* _Description of the task_
Copy each line of the records that contains the word "Supervision".

--------------------------------

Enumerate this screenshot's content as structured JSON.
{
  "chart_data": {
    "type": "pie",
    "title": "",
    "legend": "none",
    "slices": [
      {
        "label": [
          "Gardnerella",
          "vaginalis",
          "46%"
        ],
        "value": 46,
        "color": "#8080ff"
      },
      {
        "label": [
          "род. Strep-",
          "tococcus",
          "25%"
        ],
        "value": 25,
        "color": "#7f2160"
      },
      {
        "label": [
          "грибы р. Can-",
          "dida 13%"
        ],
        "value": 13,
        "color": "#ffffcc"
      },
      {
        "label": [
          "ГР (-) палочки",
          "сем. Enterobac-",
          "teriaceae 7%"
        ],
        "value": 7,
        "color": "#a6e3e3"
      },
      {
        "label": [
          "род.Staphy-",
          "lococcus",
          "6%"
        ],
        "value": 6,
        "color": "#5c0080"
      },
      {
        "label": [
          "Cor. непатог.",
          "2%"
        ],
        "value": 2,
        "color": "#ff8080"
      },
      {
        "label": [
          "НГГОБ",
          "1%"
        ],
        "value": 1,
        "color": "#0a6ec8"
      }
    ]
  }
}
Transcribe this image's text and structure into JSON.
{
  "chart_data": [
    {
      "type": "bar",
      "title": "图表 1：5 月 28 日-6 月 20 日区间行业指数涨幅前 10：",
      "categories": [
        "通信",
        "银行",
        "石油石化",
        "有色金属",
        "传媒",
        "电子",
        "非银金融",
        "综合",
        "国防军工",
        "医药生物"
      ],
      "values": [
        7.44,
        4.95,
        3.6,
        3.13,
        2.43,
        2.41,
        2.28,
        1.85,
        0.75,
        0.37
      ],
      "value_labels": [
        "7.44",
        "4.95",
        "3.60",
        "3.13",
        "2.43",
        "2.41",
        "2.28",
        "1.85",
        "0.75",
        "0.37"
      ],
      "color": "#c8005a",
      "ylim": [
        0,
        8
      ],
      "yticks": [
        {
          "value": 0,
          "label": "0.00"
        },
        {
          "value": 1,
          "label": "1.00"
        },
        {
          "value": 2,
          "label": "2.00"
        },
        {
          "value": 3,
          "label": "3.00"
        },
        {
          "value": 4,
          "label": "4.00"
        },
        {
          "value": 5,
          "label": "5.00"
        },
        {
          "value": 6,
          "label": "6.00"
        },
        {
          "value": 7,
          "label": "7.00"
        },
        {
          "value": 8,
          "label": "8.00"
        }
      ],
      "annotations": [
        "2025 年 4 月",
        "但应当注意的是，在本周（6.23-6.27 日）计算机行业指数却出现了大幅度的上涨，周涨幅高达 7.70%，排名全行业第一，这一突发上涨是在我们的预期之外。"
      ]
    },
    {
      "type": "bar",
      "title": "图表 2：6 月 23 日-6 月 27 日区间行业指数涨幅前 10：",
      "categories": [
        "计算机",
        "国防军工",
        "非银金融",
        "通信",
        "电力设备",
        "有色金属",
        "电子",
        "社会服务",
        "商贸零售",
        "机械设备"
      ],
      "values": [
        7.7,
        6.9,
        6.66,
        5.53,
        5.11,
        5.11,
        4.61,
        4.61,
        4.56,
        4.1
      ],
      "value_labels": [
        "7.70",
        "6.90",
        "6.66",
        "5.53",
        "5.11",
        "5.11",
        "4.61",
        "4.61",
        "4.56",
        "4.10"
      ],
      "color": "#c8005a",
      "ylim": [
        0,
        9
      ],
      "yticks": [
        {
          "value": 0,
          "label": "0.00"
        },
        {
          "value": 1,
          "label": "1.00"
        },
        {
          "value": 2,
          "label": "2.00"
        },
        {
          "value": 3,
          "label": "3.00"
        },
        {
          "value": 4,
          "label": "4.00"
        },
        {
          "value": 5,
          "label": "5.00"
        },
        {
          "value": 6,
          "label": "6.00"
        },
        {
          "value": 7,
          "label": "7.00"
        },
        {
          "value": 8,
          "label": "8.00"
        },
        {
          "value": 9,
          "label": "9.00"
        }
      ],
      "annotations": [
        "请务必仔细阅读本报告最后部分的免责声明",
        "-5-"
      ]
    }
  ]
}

--------------------------------

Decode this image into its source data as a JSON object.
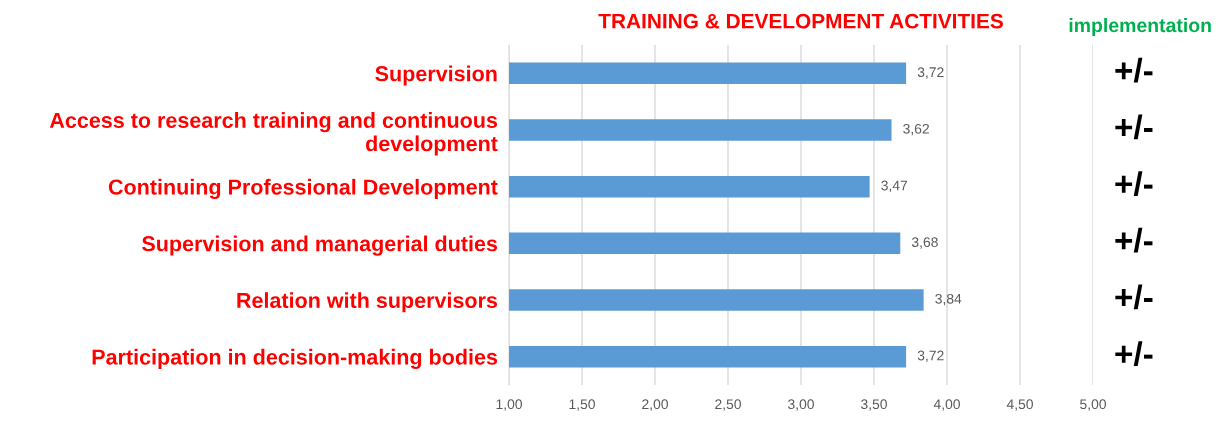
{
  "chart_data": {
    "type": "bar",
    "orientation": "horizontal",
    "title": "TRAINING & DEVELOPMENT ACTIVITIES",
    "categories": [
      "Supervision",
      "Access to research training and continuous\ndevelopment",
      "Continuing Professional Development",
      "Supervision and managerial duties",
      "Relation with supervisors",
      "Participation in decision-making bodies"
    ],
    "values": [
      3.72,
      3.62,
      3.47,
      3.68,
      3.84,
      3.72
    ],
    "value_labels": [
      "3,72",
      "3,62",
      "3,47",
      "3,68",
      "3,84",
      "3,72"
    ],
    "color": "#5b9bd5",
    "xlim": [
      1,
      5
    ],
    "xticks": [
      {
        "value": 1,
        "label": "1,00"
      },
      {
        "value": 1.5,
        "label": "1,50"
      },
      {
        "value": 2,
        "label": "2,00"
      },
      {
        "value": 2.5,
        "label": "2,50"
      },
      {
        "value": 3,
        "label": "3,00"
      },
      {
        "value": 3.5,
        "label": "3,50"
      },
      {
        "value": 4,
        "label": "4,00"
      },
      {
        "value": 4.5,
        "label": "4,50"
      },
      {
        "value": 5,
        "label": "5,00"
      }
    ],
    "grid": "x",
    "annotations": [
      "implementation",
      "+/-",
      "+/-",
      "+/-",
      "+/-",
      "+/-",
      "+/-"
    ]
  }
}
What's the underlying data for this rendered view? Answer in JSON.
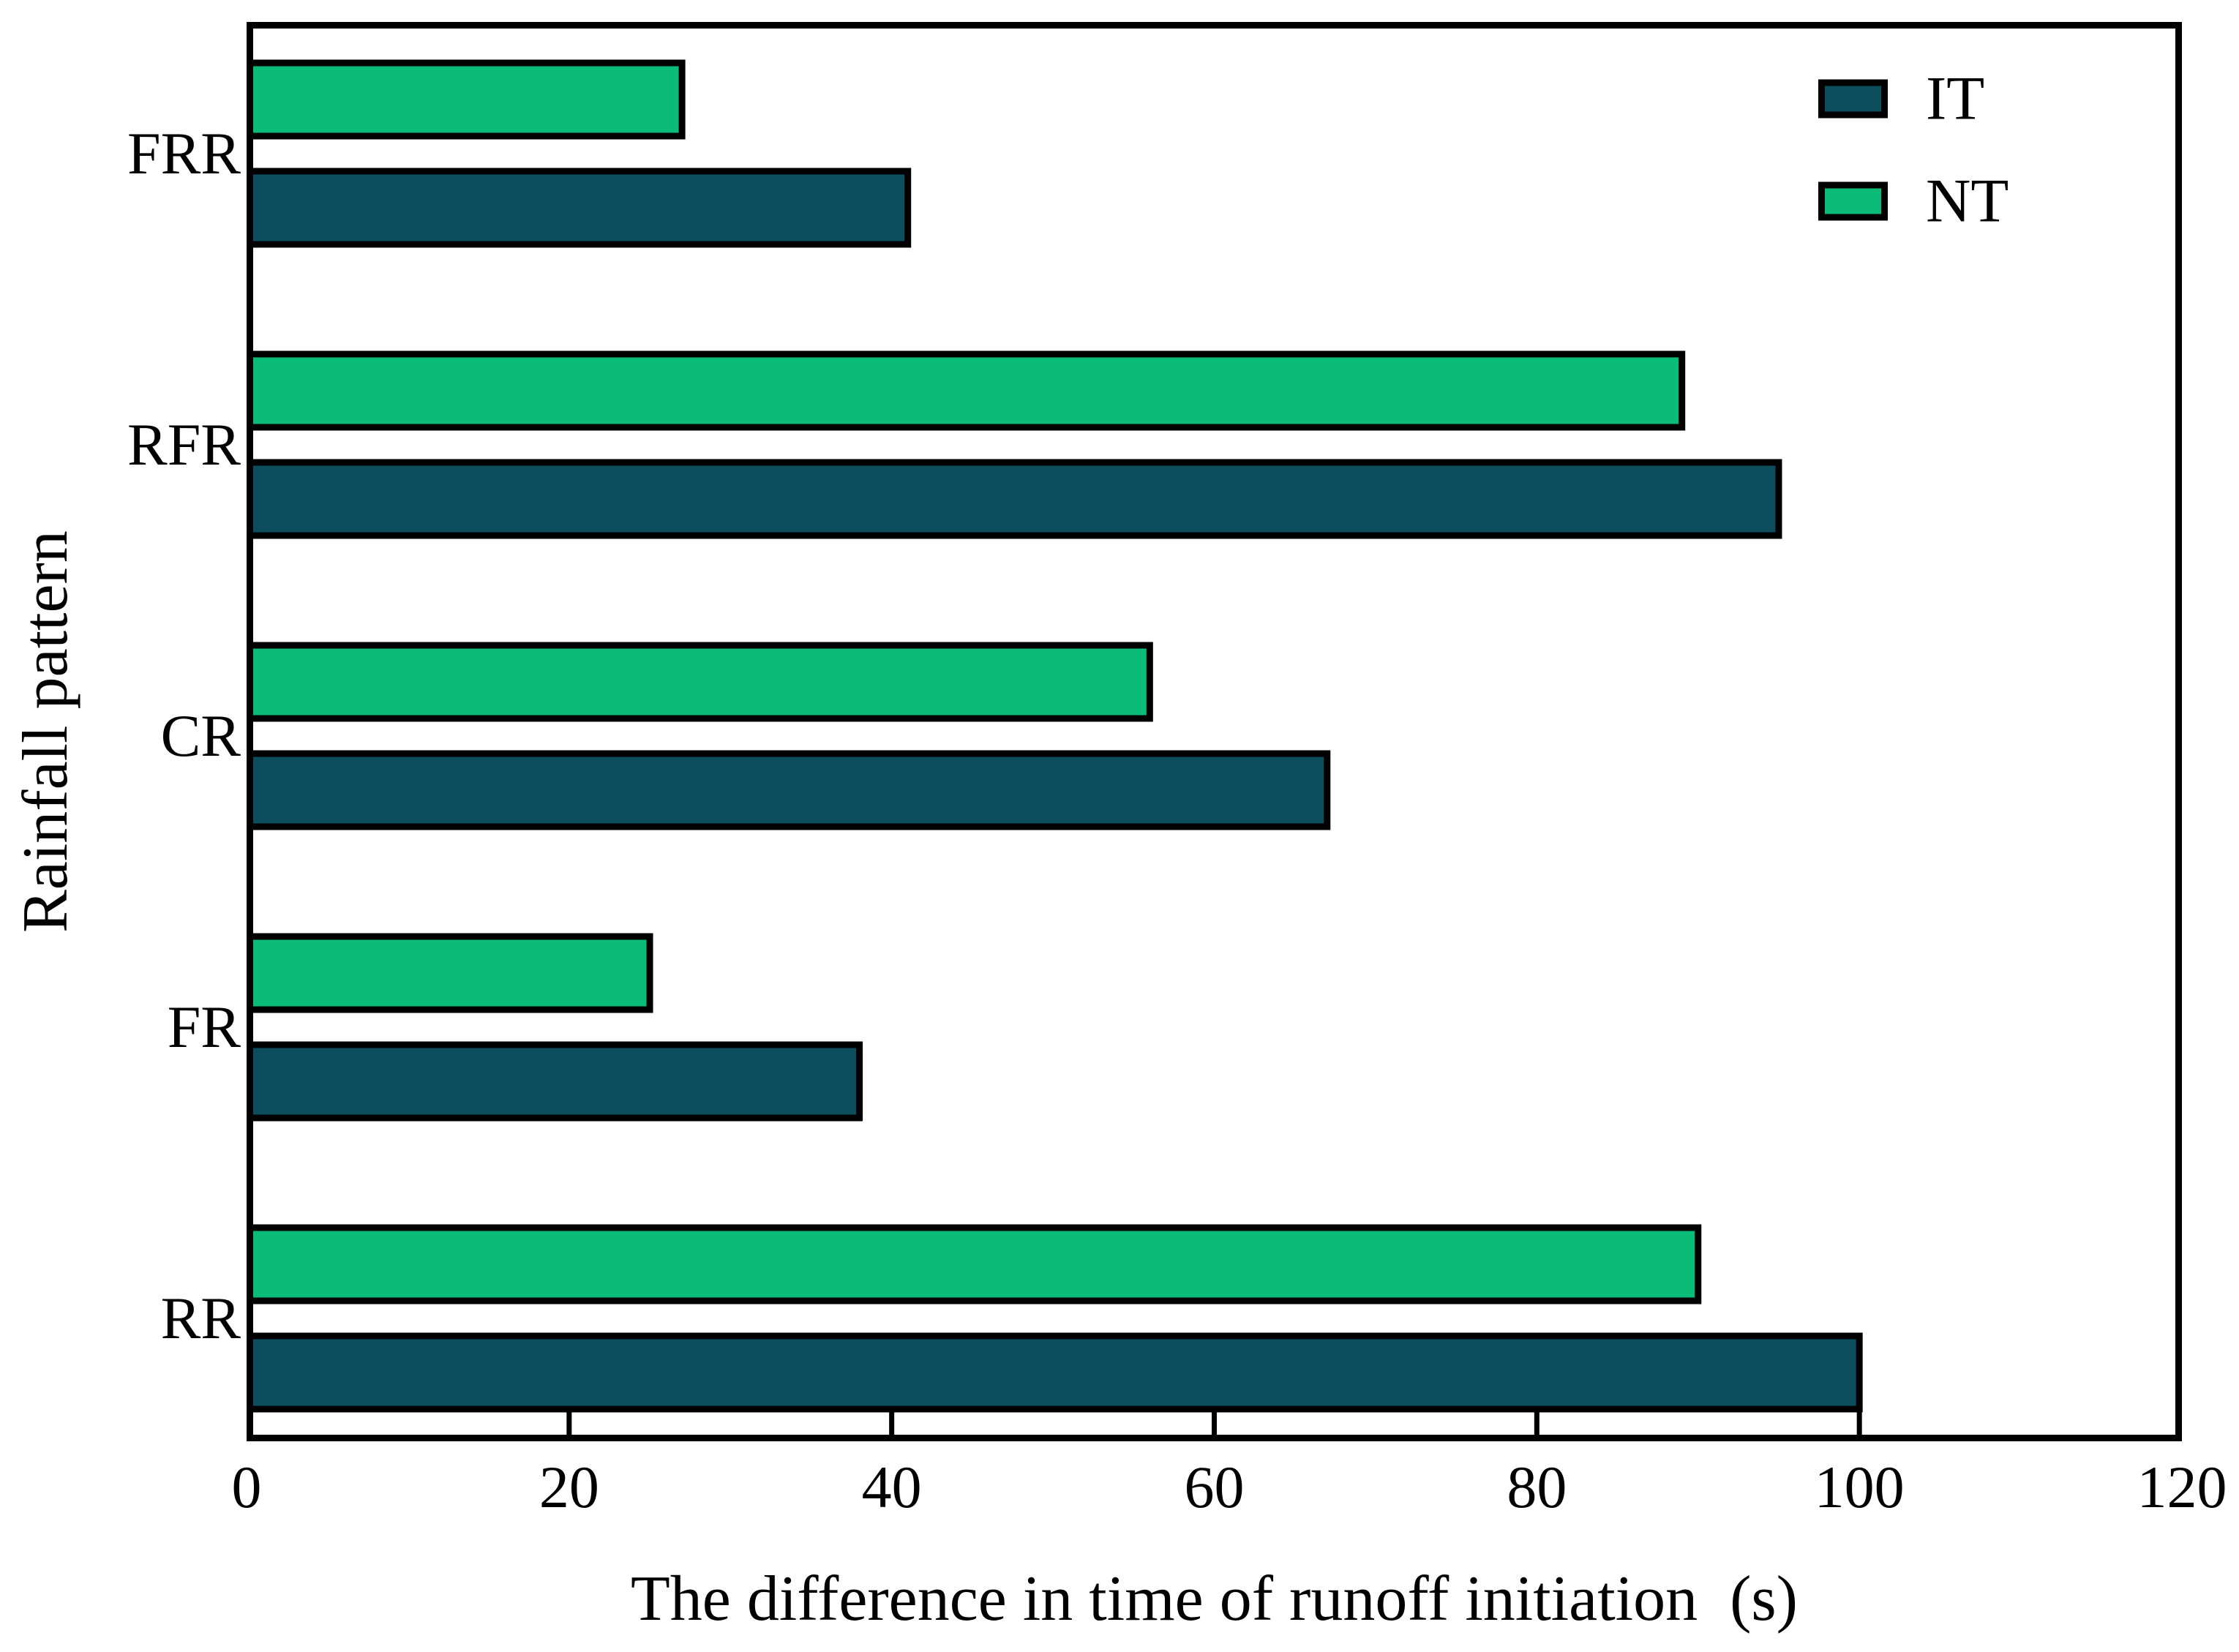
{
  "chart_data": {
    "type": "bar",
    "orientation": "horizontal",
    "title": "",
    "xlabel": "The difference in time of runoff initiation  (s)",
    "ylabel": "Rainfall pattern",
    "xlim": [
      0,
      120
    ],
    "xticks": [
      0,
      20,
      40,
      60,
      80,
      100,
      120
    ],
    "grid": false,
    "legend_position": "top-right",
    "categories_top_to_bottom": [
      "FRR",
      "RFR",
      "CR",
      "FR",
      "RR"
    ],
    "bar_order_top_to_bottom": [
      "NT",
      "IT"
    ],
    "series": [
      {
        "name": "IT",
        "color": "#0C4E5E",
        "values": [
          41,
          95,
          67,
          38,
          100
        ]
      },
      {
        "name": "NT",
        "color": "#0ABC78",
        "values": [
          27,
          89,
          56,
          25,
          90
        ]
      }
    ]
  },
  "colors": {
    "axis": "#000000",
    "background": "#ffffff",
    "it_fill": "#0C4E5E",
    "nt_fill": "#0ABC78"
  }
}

--------------------------------

* _Answer to this exercise_
      "Supervision",
      "Supervision and managerial duties",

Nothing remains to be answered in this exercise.